What is expected:
Present the following entries again, word for word and in full.
** start **
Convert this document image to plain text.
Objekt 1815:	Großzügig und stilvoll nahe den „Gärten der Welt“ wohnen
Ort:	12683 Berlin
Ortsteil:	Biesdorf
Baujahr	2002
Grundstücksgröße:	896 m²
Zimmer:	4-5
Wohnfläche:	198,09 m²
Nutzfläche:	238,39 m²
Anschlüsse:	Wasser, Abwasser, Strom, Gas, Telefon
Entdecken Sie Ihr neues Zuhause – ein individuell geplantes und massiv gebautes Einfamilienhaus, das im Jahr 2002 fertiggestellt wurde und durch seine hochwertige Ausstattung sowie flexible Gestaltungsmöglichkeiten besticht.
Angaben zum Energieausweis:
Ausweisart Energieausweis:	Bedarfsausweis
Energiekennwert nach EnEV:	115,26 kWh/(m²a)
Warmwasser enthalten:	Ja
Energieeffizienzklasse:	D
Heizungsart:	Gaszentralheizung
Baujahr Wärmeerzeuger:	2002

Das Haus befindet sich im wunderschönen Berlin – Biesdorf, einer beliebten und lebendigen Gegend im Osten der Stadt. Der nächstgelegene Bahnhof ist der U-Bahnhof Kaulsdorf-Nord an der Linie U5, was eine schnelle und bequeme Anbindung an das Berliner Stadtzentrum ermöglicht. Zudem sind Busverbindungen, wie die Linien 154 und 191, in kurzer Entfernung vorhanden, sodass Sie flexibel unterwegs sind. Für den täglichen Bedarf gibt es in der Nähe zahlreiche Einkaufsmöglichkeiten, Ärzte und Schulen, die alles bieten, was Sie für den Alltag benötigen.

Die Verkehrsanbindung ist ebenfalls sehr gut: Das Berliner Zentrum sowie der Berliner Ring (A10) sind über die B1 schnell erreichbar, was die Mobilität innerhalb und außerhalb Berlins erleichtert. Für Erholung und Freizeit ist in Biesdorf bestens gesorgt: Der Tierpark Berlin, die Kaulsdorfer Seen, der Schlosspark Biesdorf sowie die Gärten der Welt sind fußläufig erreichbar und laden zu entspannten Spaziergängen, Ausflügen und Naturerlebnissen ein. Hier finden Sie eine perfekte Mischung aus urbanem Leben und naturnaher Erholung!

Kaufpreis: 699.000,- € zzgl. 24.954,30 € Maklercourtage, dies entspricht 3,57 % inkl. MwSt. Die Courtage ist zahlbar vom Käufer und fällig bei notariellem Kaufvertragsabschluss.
** end **
Result:
Convert this document image to plain text.
Objekt 1815:	Großzügig und stilvoll nahe den „Gärten der Welt“ wohnen
Ort:	12683 Berlin
Ortsteil:	Biesdorf
Baujahr	2002
Grundstücksgröße:	896 m²
Zimmer:	4-5
Wohnfläche:	198,09 m²
Nutzfläche:	238,39 m²
Anschlüsse:	Wasser, Abwasser, Strom, Gas, Telefon
Entdecken Sie Ihr neues Zuhause – ein individuell geplantes und massiv gebautes Einfamilienhaus, das im Jahr 2002 fertiggestellt wurde und durch seine hochwertige Ausstattung sowie flexible Gestaltungsmöglichkeiten besticht.
Angaben zum Energieausweis:
Ausweisart Energieausweis:	Bedarfsausweis
Energiekennwert nach EnEV:	115,26 kWh/(m²a)
Warmwasser enthalten:	Ja
Energieeffizienzklasse:	D
Heizungsart:	Gaszentralheizung
Baujahr Wärmeerzeuger:	2002

Das Haus befindet sich im wunderschönen Berlin – Biesdorf, einer beliebten und lebendigen Gegend im Osten der Stadt. Der nächstgelegene Bahnhof ist der U-Bahnhof Kaulsdorf-Nord an der Linie U5, was eine schnelle und bequeme Anbindung an das Berliner Stadtzentrum ermöglicht. Zudem sind Busverbindungen, wie die Linien 154 und 191, in kurzer Entfernung vorhanden, sodass Sie flexibel unterwegs sind. Für den täglichen Bedarf gibt es in der Nähe zahlreiche Einkaufsmöglichkeiten, Ärzte und Schulen, die alles bieten, was Sie für den Alltag benötigen.

Die Verkehrsanbindung ist ebenfalls sehr gut: Das Berliner Zentrum sowie der Berliner Ring (A10) sind über die B1 schnell erreichbar, was die Mobilität innerhalb und außerhalb Berlins erleichtert. Für Erholung und Freizeit ist in Biesdorf bestens gesorgt: Der Tierpark Berlin, die Kaulsdorfer Seen, der Schlosspark Biesdorf sowie die Gärten der Welt sind fußläufig erreichbar und laden zu entspannten Spaziergängen, Ausflügen und Naturerlebnissen ein. Hier finden Sie eine perfekte Mischung aus urbanem Leben und naturnaher Erholung!

Kaufpreis: 699.000,- € zzgl. 24.954,30 € Maklercourtage, dies entspricht 3,57 % inkl. MwSt. Die Courtage ist zahlbar vom Käufer und fällig bei notariellem Kaufvertragsabschluss.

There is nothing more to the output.